(Some records)
+ + + + + + +

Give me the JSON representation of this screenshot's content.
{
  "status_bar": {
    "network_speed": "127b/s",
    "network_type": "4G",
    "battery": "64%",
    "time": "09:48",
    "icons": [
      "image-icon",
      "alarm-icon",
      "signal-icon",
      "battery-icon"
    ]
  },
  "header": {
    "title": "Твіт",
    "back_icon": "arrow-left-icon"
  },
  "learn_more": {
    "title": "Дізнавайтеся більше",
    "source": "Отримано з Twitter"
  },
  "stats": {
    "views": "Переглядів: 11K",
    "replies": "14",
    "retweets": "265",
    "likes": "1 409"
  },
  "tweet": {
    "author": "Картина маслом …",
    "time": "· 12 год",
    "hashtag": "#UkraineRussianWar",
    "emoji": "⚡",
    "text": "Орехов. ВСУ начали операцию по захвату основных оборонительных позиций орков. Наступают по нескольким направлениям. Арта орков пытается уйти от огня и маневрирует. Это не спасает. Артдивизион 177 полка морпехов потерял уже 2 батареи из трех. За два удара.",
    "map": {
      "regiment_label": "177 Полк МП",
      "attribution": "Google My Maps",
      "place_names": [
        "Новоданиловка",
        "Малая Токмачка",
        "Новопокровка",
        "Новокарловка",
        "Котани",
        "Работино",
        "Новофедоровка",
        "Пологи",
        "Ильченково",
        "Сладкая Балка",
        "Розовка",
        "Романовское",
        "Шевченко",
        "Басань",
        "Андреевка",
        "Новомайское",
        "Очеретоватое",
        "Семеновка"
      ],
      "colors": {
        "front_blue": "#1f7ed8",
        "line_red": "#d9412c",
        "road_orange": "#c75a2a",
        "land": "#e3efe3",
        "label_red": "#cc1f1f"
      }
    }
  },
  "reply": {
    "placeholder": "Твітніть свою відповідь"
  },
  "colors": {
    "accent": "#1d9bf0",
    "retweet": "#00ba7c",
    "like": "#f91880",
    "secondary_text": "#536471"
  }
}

+ + + + + + +

**Given exercise**
Count how many lines in the data above hold the string "title", and give the number with no other words.

**Complete response**
2